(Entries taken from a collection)
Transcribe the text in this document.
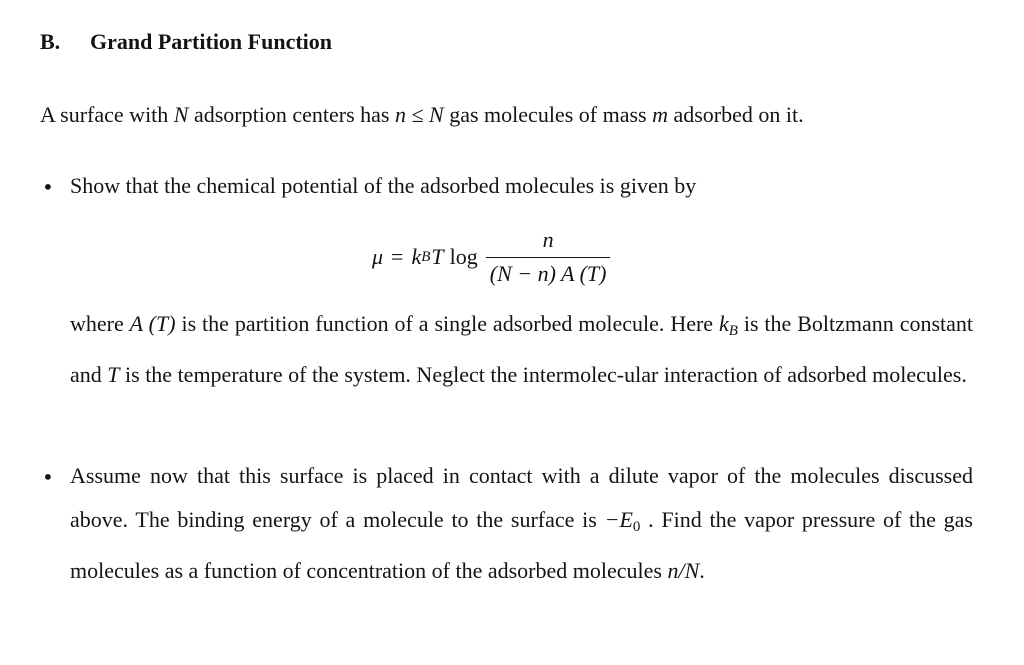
B. Grand Partition Function
A surface with N adsorption centers has n ≤ N gas molecules of mass m adsorbed on it.
• Show that the chemical potential of the adsorbed molecules is given by
μ = k B T $\log \frac{n}{(N - n) A (T)}$
where A (T) is the partition function of a single adsorbed molecule. Here $k_B$ is the Boltzmann constant and T is the temperature of the system. Neglect the intermolec-ular interaction of adsorbed molecules.
• Assume now that this surface is placed in contact with a dilute vapor of the molecules discussed above. The binding energy of a molecule to the surface is $-E_0$ . Find the vapor pressure of the gas molecules as a function of concentration of the adsorbed molecules n/N.
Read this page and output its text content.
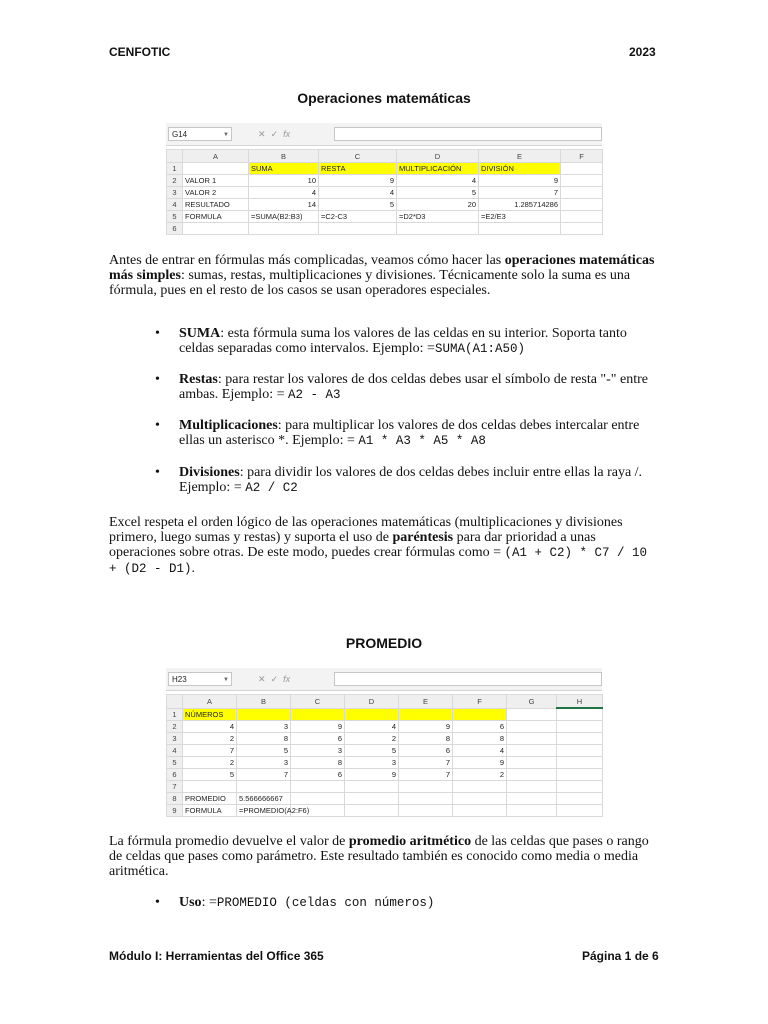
CENFOTIC	2023
Operaciones matemáticas
G14	▼	✕ ✓ fx
	A	B	C	D	E	F	
1		SUMA	RESTA	MULTIPLICACIÓN	DIVISIÓN		
2	VALOR 1	10	9	4	9		
3	VALOR 2	4	4	5	7		
4	RESULTADO	14	5	20	1.285714286		
5	FORMULA	=SUMA(B2:B3)	=C2-C3	=D2*D3	=E2/E3		
6							
Antes de entrar en fórmulas más complicadas, veamos cómo hacer las operaciones matemáticas más simples: sumas, restas, multiplicaciones y divisiones. Técnicamente solo la suma es una fórmula, pues en el resto de los casos se usan operadores especiales.
• SUMA: esta fórmula suma los valores de las celdas en su interior. Soporta tanto celdas separadas como intervalos. Ejemplo: =SUMA(A1:A50)
• Restas: para restar los valores de dos celdas debes usar el símbolo de resta "-" entre ambas. Ejemplo: = A2 - A3
• Multiplicaciones: para multiplicar los valores de dos celdas debes intercalar entre ellas un asterisco *. Ejemplo: = A1 * A3 * A5 * A8
• Divisiones: para dividir los valores de dos celdas debes incluir entre ellas la raya /. Ejemplo: = A2 / C2
Excel respeta el orden lógico de las operaciones matemáticas (multiplicaciones y divisiones primero, luego sumas y restas) y suporta el uso de paréntesis para dar prioridad a unas operaciones sobre otras. De este modo, puedes crear fórmulas como = (A1 + C2) * C7 / 10 + (D2 - D1).
PROMEDIO
H23	▼	✕ ✓ fx
	A	B	C	D	E	F	G	H	
1	NÚMEROS								
2	4	3	9	4	9	6			
3	2	8	6	2	8	8			
4	7	5	3	5	6	4			
5	2	3	8	3	7	9			
6	5	7	6	9	7	2			
7									
8	PROMEDIO	5.566666667							
9	FORMULA	=PROMEDIO(A2:F6)							
La fórmula promedio devuelve el valor de promedio aritmético de las celdas que pases o rango de celdas que pases como parámetro. Este resultado también es conocido como media o media aritmética.
• Uso: =PROMEDIO (celdas con números)
Módulo I: Herramientas del Office 365	Página 1 de 6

What is needed — Scan the entries above. Copy each line that has the string "matemáticas".

Response to this task —
Operaciones matemáticas
Antes de entrar en fórmulas más complicadas, veamos cómo hacer las operaciones matemáticas más simples: sumas, restas, multiplicaciones y divisiones. Técnicamente solo la suma es una fórmula, pues en el resto de los casos se usan operadores especiales.
Excel respeta el orden lógico de las operaciones matemáticas (multiplicaciones y divisiones primero, luego sumas y restas) y suporta el uso de paréntesis para dar prioridad a unas operaciones sobre otras. De este modo, puedes crear fórmulas como = (A1 + C2) * C7 / 10 + (D2 - D1).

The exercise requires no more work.